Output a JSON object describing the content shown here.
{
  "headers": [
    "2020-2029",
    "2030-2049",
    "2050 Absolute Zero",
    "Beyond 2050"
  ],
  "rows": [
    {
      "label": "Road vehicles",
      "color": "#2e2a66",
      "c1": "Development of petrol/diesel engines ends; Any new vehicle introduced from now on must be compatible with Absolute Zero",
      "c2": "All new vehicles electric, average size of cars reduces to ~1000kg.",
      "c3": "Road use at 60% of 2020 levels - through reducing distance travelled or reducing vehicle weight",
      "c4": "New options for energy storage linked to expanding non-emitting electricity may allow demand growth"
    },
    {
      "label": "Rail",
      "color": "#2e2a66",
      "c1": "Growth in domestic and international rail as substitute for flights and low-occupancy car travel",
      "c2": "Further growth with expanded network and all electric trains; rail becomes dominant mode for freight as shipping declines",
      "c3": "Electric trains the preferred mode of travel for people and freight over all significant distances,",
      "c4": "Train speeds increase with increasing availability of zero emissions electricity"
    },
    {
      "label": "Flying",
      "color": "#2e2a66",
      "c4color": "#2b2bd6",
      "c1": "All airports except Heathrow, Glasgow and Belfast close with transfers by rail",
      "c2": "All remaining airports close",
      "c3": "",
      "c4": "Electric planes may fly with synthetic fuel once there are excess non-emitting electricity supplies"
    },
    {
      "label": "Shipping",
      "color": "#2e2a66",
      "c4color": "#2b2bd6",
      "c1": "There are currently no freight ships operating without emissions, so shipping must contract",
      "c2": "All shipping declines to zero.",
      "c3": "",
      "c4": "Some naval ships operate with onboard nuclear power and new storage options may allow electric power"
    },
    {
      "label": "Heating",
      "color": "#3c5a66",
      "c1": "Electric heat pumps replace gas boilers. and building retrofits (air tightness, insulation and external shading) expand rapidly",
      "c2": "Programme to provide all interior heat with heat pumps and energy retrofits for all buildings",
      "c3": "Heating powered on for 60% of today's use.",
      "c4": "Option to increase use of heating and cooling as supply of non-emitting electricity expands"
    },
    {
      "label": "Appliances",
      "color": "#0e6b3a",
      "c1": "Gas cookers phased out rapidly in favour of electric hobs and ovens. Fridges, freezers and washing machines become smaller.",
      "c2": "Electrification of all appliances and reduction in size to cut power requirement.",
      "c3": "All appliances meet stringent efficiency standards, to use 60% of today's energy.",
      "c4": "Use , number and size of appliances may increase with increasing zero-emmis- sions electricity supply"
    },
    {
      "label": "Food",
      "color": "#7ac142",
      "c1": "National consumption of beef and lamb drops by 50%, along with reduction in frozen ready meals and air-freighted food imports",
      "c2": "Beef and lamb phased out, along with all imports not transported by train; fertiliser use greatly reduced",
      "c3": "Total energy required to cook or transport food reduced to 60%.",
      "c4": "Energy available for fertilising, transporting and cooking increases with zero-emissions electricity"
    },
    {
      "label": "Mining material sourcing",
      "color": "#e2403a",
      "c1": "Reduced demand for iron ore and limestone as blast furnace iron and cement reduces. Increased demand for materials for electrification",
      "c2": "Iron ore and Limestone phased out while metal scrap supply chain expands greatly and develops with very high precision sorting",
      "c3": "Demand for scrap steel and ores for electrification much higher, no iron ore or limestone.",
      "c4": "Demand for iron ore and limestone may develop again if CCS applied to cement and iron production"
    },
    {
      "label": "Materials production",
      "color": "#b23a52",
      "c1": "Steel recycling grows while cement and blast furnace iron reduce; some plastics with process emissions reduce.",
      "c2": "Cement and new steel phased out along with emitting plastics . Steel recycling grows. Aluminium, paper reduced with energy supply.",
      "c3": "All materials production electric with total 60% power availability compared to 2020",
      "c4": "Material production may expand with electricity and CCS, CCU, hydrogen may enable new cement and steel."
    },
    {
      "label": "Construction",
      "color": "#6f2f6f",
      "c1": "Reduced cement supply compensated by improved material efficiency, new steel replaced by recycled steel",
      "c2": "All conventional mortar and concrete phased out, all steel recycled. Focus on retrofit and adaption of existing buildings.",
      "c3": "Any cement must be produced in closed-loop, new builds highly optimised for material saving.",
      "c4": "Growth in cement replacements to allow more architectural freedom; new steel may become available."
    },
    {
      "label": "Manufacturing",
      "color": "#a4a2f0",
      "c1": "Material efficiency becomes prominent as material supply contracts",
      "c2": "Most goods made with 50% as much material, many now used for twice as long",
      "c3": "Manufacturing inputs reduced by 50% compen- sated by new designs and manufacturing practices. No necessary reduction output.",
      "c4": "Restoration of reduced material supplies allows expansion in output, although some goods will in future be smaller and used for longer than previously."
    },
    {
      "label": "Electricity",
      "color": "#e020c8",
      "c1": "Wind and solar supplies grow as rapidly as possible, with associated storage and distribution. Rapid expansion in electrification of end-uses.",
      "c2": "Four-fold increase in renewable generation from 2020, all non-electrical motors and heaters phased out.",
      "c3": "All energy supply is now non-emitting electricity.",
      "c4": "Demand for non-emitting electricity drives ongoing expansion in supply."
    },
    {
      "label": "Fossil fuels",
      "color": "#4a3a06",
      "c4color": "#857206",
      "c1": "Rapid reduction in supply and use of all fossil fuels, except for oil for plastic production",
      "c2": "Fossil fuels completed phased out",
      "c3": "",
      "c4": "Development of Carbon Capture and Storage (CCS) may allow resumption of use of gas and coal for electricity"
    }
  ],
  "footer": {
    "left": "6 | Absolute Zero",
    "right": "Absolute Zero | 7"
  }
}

**WHAT THE EXERCISE ASKS:** Return all the data above once more, precisely as given.

**FULL ANSWER:**
Output a JSON object describing the content shown here.
{
  "headers": [
    "2020-2029",
    "2030-2049",
    "2050 Absolute Zero",
    "Beyond 2050"
  ],
  "rows": [
    {
      "label": "Road vehicles",
      "color": "#2e2a66",
      "c1": "Development of petrol/diesel engines ends; Any new vehicle introduced from now on must be compatible with Absolute Zero",
      "c2": "All new vehicles electric, average size of cars reduces to ~1000kg.",
      "c3": "Road use at 60% of 2020 levels - through reducing distance travelled or reducing vehicle weight",
      "c4": "New options for energy storage linked to expanding non-emitting electricity may allow demand growth"
    },
    {
      "label": "Rail",
      "color": "#2e2a66",
      "c1": "Growth in domestic and international rail as substitute for flights and low-occupancy car travel",
      "c2": "Further growth with expanded network and all electric trains; rail becomes dominant mode for freight as shipping declines",
      "c3": "Electric trains the preferred mode of travel for people and freight over all significant distances,",
      "c4": "Train speeds increase with increasing availability of zero emissions electricity"
    },
    {
      "label": "Flying",
      "color": "#2e2a66",
      "c4color": "#2b2bd6",
      "c1": "All airports except Heathrow, Glasgow and Belfast close with transfers by rail",
      "c2": "All remaining airports close",
      "c3": "",
      "c4": "Electric planes may fly with synthetic fuel once there are excess non-emitting electricity supplies"
    },
    {
      "label": "Shipping",
      "color": "#2e2a66",
      "c4color": "#2b2bd6",
      "c1": "There are currently no freight ships operating without emissions, so shipping must contract",
      "c2": "All shipping declines to zero.",
      "c3": "",
      "c4": "Some naval ships operate with onboard nuclear power and new storage options may allow electric power"
    },
    {
      "label": "Heating",
      "color": "#3c5a66",
      "c1": "Electric heat pumps replace gas boilers. and building retrofits (air tightness, insulation and external shading) expand rapidly",
      "c2": "Programme to provide all interior heat with heat pumps and energy retrofits for all buildings",
      "c3": "Heating powered on for 60% of today's use.",
      "c4": "Option to increase use of heating and cooling as supply of non-emitting electricity expands"
    },
    {
      "label": "Appliances",
      "color": "#0e6b3a",
      "c1": "Gas cookers phased out rapidly in favour of electric hobs and ovens. Fridges, freezers and washing machines become smaller.",
      "c2": "Electrification of all appliances and reduction in size to cut power requirement.",
      "c3": "All appliances meet stringent efficiency standards, to use 60% of today's energy.",
      "c4": "Use , number and size of appliances may increase with increasing zero-emmis- sions electricity supply"
    },
    {
      "label": "Food",
      "color": "#7ac142",
      "c1": "National consumption of beef and lamb drops by 50%, along with reduction in frozen ready meals and air-freighted food imports",
      "c2": "Beef and lamb phased out, along with all imports not transported by train; fertiliser use greatly reduced",
      "c3": "Total energy required to cook or transport food reduced to 60%.",
      "c4": "Energy available for fertilising, transporting and cooking increases with zero-emissions electricity"
    },
    {
      "label": "Mining material sourcing",
      "color": "#e2403a",
      "c1": "Reduced demand for iron ore and limestone as blast furnace iron and cement reduces. Increased demand for materials for electrification",
      "c2": "Iron ore and Limestone phased out while metal scrap supply chain expands greatly and develops with very high precision sorting",
      "c3": "Demand for scrap steel and ores for electrification much higher, no iron ore or limestone.",
      "c4": "Demand for iron ore and limestone may develop again if CCS applied to cement and iron production"
    },
    {
      "label": "Materials production",
      "color": "#b23a52",
      "c1": "Steel recycling grows while cement and blast furnace iron reduce; some plastics with process emissions reduce.",
      "c2": "Cement and new steel phased out along with emitting plastics . Steel recycling grows. Aluminium, paper reduced with energy supply.",
      "c3": "All materials production electric with total 60% power availability compared to 2020",
      "c4": "Material production may expand with electricity and CCS, CCU, hydrogen may enable new cement and steel."
    },
    {
      "label": "Construction",
      "color": "#6f2f6f",
      "c1": "Reduced cement supply compensated by improved material efficiency, new steel replaced by recycled steel",
      "c2": "All conventional mortar and concrete phased out, all steel recycled. Focus on retrofit and adaption of existing buildings.",
      "c3": "Any cement must be produced in closed-loop, new builds highly optimised for material saving.",
      "c4": "Growth in cement replacements to allow more architectural freedom; new steel may become available."
    },
    {
      "label": "Manufacturing",
      "color": "#a4a2f0",
      "c1": "Material efficiency becomes prominent as material supply contracts",
      "c2": "Most goods made with 50% as much material, many now used for twice as long",
      "c3": "Manufacturing inputs reduced by 50% compen- sated by new designs and manufacturing practices. No necessary reduction output.",
      "c4": "Restoration of reduced material supplies allows expansion in output, although some goods will in future be smaller and used for longer than previously."
    },
    {
      "label": "Electricity",
      "color": "#e020c8",
      "c1": "Wind and solar supplies grow as rapidly as possible, with associated storage and distribution. Rapid expansion in electrification of end-uses.",
      "c2": "Four-fold increase in renewable generation from 2020, all non-electrical motors and heaters phased out.",
      "c3": "All energy supply is now non-emitting electricity.",
      "c4": "Demand for non-emitting electricity drives ongoing expansion in supply."
    },
    {
      "label": "Fossil fuels",
      "color": "#4a3a06",
      "c4color": "#857206",
      "c1": "Rapid reduction in supply and use of all fossil fuels, except for oil for plastic production",
      "c2": "Fossil fuels completed phased out",
      "c3": "",
      "c4": "Development of Carbon Capture and Storage (CCS) may allow resumption of use of gas and coal for electricity"
    }
  ],
  "footer": {
    "left": "6 | Absolute Zero",
    "right": "Absolute Zero | 7"
  }
}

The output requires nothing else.